> [Objective] Keep only the lines where "bord" appears.

[Figure contents as structured data]
---*---
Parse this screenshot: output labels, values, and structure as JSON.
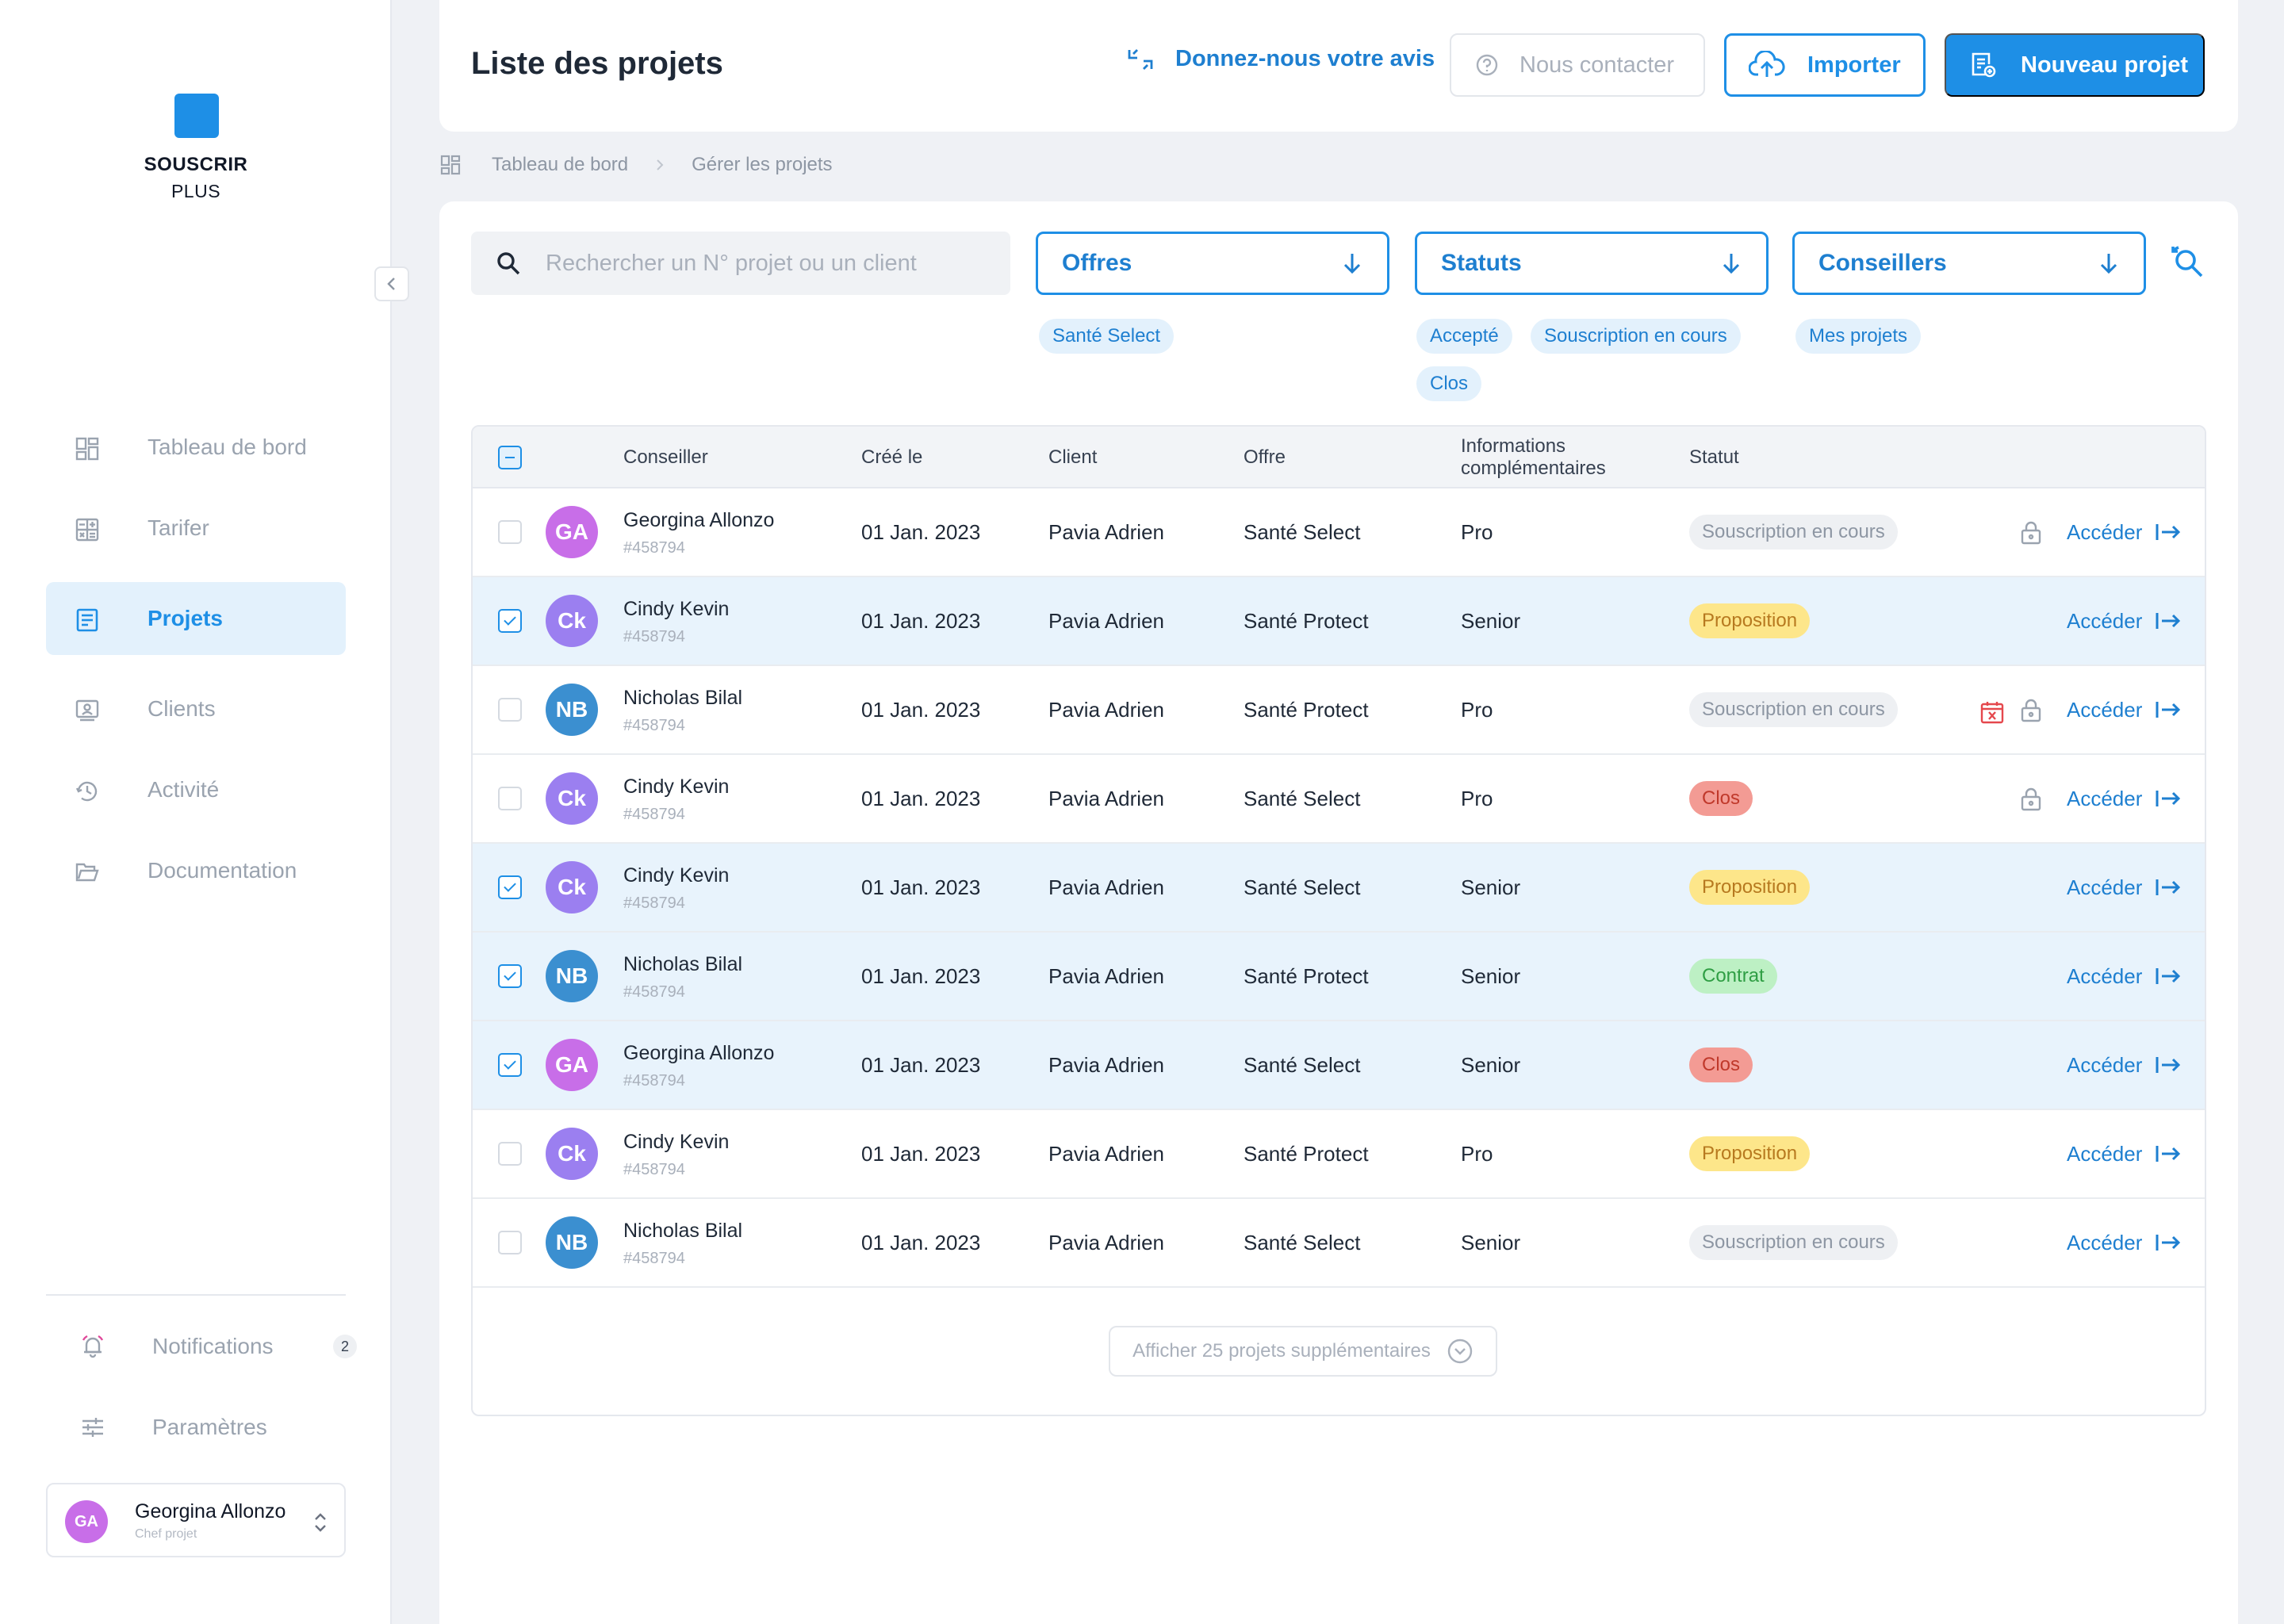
{
  "app": {
    "logo_line1": "SOUSCRIR",
    "logo_line2": "PLUS",
    "accent_color": "#1e8fe6"
  },
  "sidebar": {
    "items": [
      {
        "label": "Tableau de bord",
        "icon": "dashboard-icon",
        "active": false
      },
      {
        "label": "Tarifer",
        "icon": "calculator-icon",
        "active": false
      },
      {
        "label": "Projets",
        "icon": "document-icon",
        "active": true
      },
      {
        "label": "Clients",
        "icon": "client-card-icon",
        "active": false
      },
      {
        "label": "Activité",
        "icon": "activity-icon",
        "active": false
      },
      {
        "label": "Documentation",
        "icon": "folder-icon",
        "active": false
      }
    ],
    "notifications": {
      "label": "Notifications",
      "count": "2"
    },
    "settings": {
      "label": "Paramètres"
    },
    "user": {
      "initials": "GA",
      "name": "Georgina Allonzo",
      "role": "Chef projet"
    }
  },
  "header": {
    "title": "Liste des projets",
    "feedback_label": "Donnez-nous votre avis",
    "contact_label": "Nous contacter",
    "import_label": "Importer",
    "new_project_label": "Nouveau projet"
  },
  "breadcrumb": {
    "items": [
      "Tableau de bord",
      "Gérer les projets"
    ]
  },
  "filters": {
    "search_placeholder": "Rechercher un N° projet ou un client",
    "offres": {
      "label": "Offres",
      "chips": [
        "Santé Select"
      ]
    },
    "statuts": {
      "label": "Statuts",
      "chips": [
        "Accepté",
        "Souscription en cours",
        "Clos"
      ]
    },
    "conseillers": {
      "label": "Conseillers",
      "chips": [
        "Mes projets"
      ]
    }
  },
  "table": {
    "headers": {
      "conseiller": "Conseiller",
      "cree_le": "Créé le",
      "client": "Client",
      "offre": "Offre",
      "info_line1": "Informations",
      "info_line2": "complémentaires",
      "statut": "Statut"
    },
    "access_label": "Accéder",
    "rows": [
      {
        "selected": false,
        "initials": "GA",
        "avatar_color": "#c86ee8",
        "name": "Georgina Allonzo",
        "id": "#458794",
        "date": "01 Jan. 2023",
        "client": "Pavia Adrien",
        "offre": "Santé Select",
        "info": "Pro",
        "status": "Souscription en cours",
        "status_style": "grey",
        "lock": true,
        "calendar_x": false
      },
      {
        "selected": true,
        "initials": "Ck",
        "avatar_color": "#9b7ff0",
        "name": "Cindy Kevin",
        "id": "#458794",
        "date": "01 Jan. 2023",
        "client": "Pavia Adrien",
        "offre": "Santé Protect",
        "info": "Senior",
        "status": "Proposition",
        "status_style": "yellow",
        "lock": false,
        "calendar_x": false
      },
      {
        "selected": false,
        "initials": "NB",
        "avatar_color": "#3b8fd0",
        "name": "Nicholas Bilal",
        "id": "#458794",
        "date": "01 Jan. 2023",
        "client": "Pavia Adrien",
        "offre": "Santé Protect",
        "info": "Pro",
        "status": "Souscription en cours",
        "status_style": "grey",
        "lock": true,
        "calendar_x": true
      },
      {
        "selected": false,
        "initials": "Ck",
        "avatar_color": "#9b7ff0",
        "name": "Cindy Kevin",
        "id": "#458794",
        "date": "01 Jan. 2023",
        "client": "Pavia Adrien",
        "offre": "Santé Select",
        "info": "Pro",
        "status": "Clos",
        "status_style": "red",
        "lock": true,
        "calendar_x": false
      },
      {
        "selected": true,
        "initials": "Ck",
        "avatar_color": "#9b7ff0",
        "name": "Cindy Kevin",
        "id": "#458794",
        "date": "01 Jan. 2023",
        "client": "Pavia Adrien",
        "offre": "Santé Select",
        "info": "Senior",
        "status": "Proposition",
        "status_style": "yellow",
        "lock": false,
        "calendar_x": false
      },
      {
        "selected": true,
        "initials": "NB",
        "avatar_color": "#3b8fd0",
        "name": "Nicholas Bilal",
        "id": "#458794",
        "date": "01 Jan. 2023",
        "client": "Pavia Adrien",
        "offre": "Santé Protect",
        "info": "Senior",
        "status": "Contrat",
        "status_style": "green",
        "lock": false,
        "calendar_x": false
      },
      {
        "selected": true,
        "initials": "GA",
        "avatar_color": "#c86ee8",
        "name": "Georgina Allonzo",
        "id": "#458794",
        "date": "01 Jan. 2023",
        "client": "Pavia Adrien",
        "offre": "Santé Select",
        "info": "Senior",
        "status": "Clos",
        "status_style": "red",
        "lock": false,
        "calendar_x": false
      },
      {
        "selected": false,
        "initials": "Ck",
        "avatar_color": "#9b7ff0",
        "name": "Cindy Kevin",
        "id": "#458794",
        "date": "01 Jan. 2023",
        "client": "Pavia Adrien",
        "offre": "Santé Protect",
        "info": "Pro",
        "status": "Proposition",
        "status_style": "yellow",
        "lock": false,
        "calendar_x": false
      },
      {
        "selected": false,
        "initials": "NB",
        "avatar_color": "#3b8fd0",
        "name": "Nicholas Bilal",
        "id": "#458794",
        "date": "01 Jan. 2023",
        "client": "Pavia Adrien",
        "offre": "Santé Select",
        "info": "Senior",
        "status": "Souscription en cours",
        "status_style": "grey",
        "lock": false,
        "calendar_x": false
      }
    ],
    "more_label": "Afficher 25 projets supplémentaires"
  }
}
---*---
> [Answer to the problem]
        "label": "Tableau de bord",
      "Tableau de bord",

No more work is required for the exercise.